SET EXERCISE: All lines below must be repeated exactly, with the pictures omitted.

ENTRIES:

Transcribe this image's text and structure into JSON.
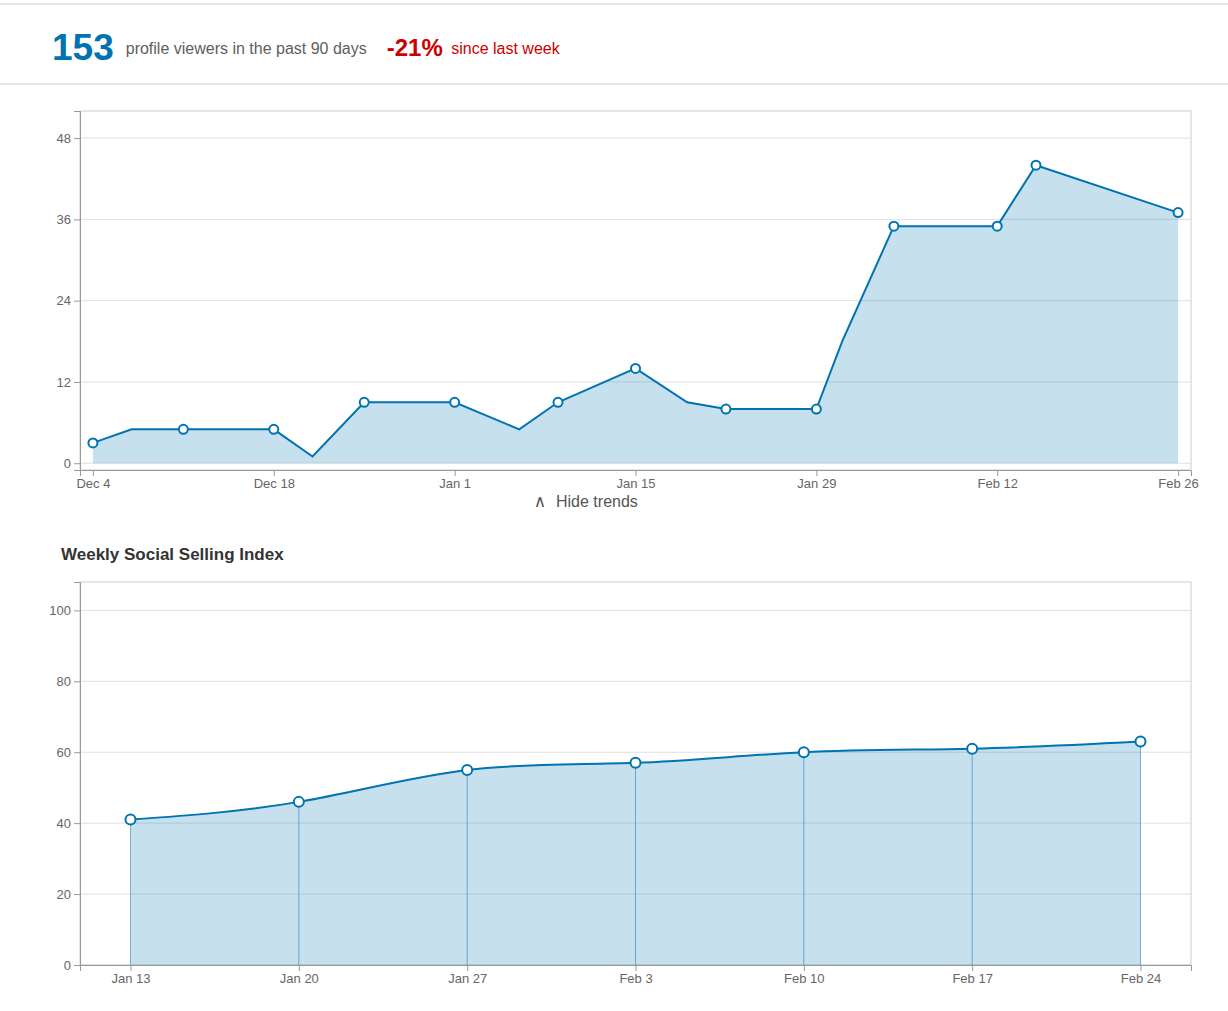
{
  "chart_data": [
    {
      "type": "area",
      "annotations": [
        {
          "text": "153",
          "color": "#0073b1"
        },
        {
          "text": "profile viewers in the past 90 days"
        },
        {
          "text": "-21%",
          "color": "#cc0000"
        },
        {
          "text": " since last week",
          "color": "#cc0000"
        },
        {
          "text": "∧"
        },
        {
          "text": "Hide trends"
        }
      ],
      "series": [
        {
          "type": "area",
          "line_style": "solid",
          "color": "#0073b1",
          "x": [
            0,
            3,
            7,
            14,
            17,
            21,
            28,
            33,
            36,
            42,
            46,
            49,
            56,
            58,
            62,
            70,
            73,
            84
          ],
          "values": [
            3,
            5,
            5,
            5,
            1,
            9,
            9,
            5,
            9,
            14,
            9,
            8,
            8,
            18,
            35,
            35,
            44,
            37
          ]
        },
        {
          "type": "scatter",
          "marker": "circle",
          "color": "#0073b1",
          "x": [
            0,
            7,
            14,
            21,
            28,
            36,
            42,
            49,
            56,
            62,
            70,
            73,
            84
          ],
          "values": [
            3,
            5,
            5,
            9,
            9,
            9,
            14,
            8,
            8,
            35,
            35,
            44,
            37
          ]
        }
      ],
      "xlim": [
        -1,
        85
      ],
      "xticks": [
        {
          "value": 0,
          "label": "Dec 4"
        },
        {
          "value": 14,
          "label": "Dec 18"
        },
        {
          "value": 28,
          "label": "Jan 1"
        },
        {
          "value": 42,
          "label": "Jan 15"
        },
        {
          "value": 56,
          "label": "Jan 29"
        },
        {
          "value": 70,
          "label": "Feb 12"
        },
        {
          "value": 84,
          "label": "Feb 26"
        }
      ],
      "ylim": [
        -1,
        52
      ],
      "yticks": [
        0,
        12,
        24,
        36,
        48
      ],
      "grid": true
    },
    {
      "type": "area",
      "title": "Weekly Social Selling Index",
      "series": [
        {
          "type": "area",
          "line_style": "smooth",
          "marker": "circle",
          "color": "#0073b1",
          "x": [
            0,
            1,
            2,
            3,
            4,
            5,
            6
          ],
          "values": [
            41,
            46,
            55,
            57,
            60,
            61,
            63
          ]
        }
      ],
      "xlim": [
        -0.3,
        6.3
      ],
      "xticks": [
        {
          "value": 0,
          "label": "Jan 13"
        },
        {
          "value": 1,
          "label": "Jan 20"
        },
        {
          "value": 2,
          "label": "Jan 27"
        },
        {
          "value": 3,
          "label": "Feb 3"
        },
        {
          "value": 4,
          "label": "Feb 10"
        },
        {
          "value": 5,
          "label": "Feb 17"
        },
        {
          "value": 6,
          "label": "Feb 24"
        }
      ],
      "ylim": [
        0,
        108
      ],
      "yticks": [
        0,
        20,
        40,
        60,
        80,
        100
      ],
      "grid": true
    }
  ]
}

ANSWER TO THE EXERCISE:
Transcribe this image's text and structure into JSON.
{
  "chart_data": [
    {
      "type": "area",
      "annotations": [
        {
          "text": "153",
          "color": "#0073b1"
        },
        {
          "text": "profile viewers in the past 90 days"
        },
        {
          "text": "-21%",
          "color": "#cc0000"
        },
        {
          "text": " since last week",
          "color": "#cc0000"
        },
        {
          "text": "∧"
        },
        {
          "text": "Hide trends"
        }
      ],
      "series": [
        {
          "type": "area",
          "line_style": "solid",
          "color": "#0073b1",
          "x": [
            0,
            3,
            7,
            14,
            17,
            21,
            28,
            33,
            36,
            42,
            46,
            49,
            56,
            58,
            62,
            70,
            73,
            84
          ],
          "values": [
            3,
            5,
            5,
            5,
            1,
            9,
            9,
            5,
            9,
            14,
            9,
            8,
            8,
            18,
            35,
            35,
            44,
            37
          ]
        },
        {
          "type": "scatter",
          "marker": "circle",
          "color": "#0073b1",
          "x": [
            0,
            7,
            14,
            21,
            28,
            36,
            42,
            49,
            56,
            62,
            70,
            73,
            84
          ],
          "values": [
            3,
            5,
            5,
            9,
            9,
            9,
            14,
            8,
            8,
            35,
            35,
            44,
            37
          ]
        }
      ],
      "xlim": [
        -1,
        85
      ],
      "xticks": [
        {
          "value": 0,
          "label": "Dec 4"
        },
        {
          "value": 14,
          "label": "Dec 18"
        },
        {
          "value": 28,
          "label": "Jan 1"
        },
        {
          "value": 42,
          "label": "Jan 15"
        },
        {
          "value": 56,
          "label": "Jan 29"
        },
        {
          "value": 70,
          "label": "Feb 12"
        },
        {
          "value": 84,
          "label": "Feb 26"
        }
      ],
      "ylim": [
        -1,
        52
      ],
      "yticks": [
        0,
        12,
        24,
        36,
        48
      ],
      "grid": true
    },
    {
      "type": "area",
      "title": "Weekly Social Selling Index",
      "series": [
        {
          "type": "area",
          "line_style": "smooth",
          "marker": "circle",
          "color": "#0073b1",
          "x": [
            0,
            1,
            2,
            3,
            4,
            5,
            6
          ],
          "values": [
            41,
            46,
            55,
            57,
            60,
            61,
            63
          ]
        }
      ],
      "xlim": [
        -0.3,
        6.3
      ],
      "xticks": [
        {
          "value": 0,
          "label": "Jan 13"
        },
        {
          "value": 1,
          "label": "Jan 20"
        },
        {
          "value": 2,
          "label": "Jan 27"
        },
        {
          "value": 3,
          "label": "Feb 3"
        },
        {
          "value": 4,
          "label": "Feb 10"
        },
        {
          "value": 5,
          "label": "Feb 17"
        },
        {
          "value": 6,
          "label": "Feb 24"
        }
      ],
      "ylim": [
        0,
        108
      ],
      "yticks": [
        0,
        20,
        40,
        60,
        80,
        100
      ],
      "grid": true
    }
  ]
}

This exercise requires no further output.